SOURCE EXCERPT:
┌──
Barber: Shay Britton helping bring Wailaki to life in Round Valley

Shayleena Britton, a recent Round Valley High graduate who starred in basketball and volleyball, is helping to revive a dead language.|

COVELO - Of all the places where something remarkable might be happening, you wouldn't peg the modular building behind Round Valley High School on a sleepy afternoon in June. But there, underneath the whir of the air conditioning unit in an auxiliary classroom, a teacher and her students were breathing life back into a language.

Cheryl Tuttle's Wailaki 2 class was sparsely attended last Monday afternoon. It was, after all, the last week of school, and the lesson had narrowed to practicing speeches the students would deliver in this native California tongue at the local graduation ceremonies.

Among the students was Round Valley senior Shayleena Britton, the Press Democrat's Small-School Female Scholar-Athlete of the Year.

So, first a quick word about the All-Empire awards. Each year, athletic directors of our many local schools, which stretch from the Marin coast to the wilds of Lake and Mendocino counties, nominate their top athletes and scholar-athletes, male and female. Members of the PD's sports staff then gather to eat pizza and comb through a giant binder of entries to vote for the best of the best.

It's a brutal process. Every year we run across students who are All-Empire in one sport, first-team all-league in another and a solid contributor in a third, while holding down a 4.2 GPA and doing wonderful things in the community. And we eliminate them, because some other kid is slightly more impressive.
└──
STORED DATA:
┌──
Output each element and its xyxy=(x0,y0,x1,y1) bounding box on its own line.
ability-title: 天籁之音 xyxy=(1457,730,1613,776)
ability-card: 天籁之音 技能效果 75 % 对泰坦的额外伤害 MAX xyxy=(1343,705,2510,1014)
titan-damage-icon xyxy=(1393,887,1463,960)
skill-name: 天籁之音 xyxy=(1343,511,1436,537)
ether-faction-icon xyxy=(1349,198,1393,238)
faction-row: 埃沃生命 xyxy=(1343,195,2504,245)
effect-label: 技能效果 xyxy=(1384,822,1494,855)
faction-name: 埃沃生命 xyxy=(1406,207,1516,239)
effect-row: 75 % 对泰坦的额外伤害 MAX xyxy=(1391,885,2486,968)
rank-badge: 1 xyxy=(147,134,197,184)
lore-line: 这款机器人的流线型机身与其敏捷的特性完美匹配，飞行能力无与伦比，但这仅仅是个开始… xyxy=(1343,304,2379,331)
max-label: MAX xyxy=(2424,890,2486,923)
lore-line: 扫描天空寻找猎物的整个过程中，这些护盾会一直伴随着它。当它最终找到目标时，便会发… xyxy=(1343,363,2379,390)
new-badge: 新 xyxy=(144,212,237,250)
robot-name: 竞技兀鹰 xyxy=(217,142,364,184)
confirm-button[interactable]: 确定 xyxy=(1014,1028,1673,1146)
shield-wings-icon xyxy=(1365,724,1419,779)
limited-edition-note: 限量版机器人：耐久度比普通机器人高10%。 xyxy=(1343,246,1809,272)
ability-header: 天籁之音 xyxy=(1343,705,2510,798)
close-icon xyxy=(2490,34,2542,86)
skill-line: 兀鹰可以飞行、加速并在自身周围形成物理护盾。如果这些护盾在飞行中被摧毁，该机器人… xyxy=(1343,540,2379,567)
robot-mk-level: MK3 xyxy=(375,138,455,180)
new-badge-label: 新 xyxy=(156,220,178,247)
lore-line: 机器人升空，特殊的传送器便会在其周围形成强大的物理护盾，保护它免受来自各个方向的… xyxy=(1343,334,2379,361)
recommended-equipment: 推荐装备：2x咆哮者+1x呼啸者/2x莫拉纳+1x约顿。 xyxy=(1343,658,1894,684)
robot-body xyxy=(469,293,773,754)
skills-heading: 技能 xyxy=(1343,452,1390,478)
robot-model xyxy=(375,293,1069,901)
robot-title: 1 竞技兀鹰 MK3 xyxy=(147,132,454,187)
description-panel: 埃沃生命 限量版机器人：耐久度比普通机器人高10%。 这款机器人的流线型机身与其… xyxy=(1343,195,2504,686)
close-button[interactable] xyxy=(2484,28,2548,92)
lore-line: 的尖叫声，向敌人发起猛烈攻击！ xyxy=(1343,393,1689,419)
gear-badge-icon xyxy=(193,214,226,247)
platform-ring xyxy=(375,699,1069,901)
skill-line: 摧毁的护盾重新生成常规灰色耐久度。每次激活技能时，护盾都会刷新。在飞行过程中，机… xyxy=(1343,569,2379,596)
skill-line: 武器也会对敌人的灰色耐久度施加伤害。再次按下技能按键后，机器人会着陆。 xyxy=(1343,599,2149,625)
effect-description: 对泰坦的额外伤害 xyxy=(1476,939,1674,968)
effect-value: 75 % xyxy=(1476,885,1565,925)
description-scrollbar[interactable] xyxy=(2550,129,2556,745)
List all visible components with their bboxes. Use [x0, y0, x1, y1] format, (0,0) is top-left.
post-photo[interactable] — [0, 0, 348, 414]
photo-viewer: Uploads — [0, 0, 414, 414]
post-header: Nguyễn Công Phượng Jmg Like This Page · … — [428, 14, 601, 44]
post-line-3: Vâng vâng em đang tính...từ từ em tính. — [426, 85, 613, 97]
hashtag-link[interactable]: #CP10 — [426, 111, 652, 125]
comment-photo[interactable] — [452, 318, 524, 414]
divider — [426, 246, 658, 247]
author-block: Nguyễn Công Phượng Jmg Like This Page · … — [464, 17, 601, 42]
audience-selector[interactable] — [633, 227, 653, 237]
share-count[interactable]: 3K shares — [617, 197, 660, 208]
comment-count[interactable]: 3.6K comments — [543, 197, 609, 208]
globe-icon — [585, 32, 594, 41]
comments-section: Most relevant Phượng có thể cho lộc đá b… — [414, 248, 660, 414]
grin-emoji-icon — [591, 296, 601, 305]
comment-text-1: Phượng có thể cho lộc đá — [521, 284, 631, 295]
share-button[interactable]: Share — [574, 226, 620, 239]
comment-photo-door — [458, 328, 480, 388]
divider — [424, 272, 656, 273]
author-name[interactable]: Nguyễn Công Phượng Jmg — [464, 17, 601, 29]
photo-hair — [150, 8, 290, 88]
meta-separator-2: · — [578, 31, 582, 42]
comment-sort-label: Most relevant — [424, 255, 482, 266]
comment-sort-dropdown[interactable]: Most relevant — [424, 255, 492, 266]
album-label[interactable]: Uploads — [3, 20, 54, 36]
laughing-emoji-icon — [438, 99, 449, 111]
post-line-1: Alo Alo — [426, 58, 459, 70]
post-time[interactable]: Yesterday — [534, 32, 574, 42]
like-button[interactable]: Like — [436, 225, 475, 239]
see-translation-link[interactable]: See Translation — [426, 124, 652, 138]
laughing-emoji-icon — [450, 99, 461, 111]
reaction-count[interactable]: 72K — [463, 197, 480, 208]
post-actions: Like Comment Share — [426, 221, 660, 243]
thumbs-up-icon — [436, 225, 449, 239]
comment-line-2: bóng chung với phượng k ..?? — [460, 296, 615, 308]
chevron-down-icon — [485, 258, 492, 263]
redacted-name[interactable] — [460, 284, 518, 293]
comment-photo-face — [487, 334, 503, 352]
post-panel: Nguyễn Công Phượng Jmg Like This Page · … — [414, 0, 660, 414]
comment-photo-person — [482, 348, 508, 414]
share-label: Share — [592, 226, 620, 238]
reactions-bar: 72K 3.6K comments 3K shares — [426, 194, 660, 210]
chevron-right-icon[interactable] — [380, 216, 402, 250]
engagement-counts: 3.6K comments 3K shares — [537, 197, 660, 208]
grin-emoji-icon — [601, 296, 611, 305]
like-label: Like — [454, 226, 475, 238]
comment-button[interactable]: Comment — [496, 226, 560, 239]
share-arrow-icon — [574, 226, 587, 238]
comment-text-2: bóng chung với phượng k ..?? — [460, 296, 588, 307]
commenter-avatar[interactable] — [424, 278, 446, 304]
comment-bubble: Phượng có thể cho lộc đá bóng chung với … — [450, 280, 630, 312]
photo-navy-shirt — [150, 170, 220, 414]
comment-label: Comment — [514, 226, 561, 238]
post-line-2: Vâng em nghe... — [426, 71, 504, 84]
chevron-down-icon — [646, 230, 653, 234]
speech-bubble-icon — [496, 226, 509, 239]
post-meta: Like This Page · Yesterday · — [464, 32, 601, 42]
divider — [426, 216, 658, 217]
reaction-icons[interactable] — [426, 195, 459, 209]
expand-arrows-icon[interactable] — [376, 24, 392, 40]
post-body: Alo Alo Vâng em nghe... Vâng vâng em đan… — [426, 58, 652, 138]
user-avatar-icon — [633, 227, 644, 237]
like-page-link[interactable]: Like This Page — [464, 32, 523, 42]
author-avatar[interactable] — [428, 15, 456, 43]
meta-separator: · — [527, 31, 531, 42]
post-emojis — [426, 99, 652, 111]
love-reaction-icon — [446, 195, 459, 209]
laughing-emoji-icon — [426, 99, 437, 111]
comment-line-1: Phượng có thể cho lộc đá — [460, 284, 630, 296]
└──
WHAT IS NEEDED:
Reproduce the passage of the Shay Britton article starting at "COVELO - Of" and ending at "into a language.", replacing "modular building" with "portable building".

RESULT BELOW:
COVELO - Of all the places where something remarkable might be happening, you wouldn't peg the portable building behind Round Valley High School on a sleepy afternoon in June. But there, underneath the whir of the air conditioning unit in an auxiliary classroom, a teacher and her students were breathing life back into a language.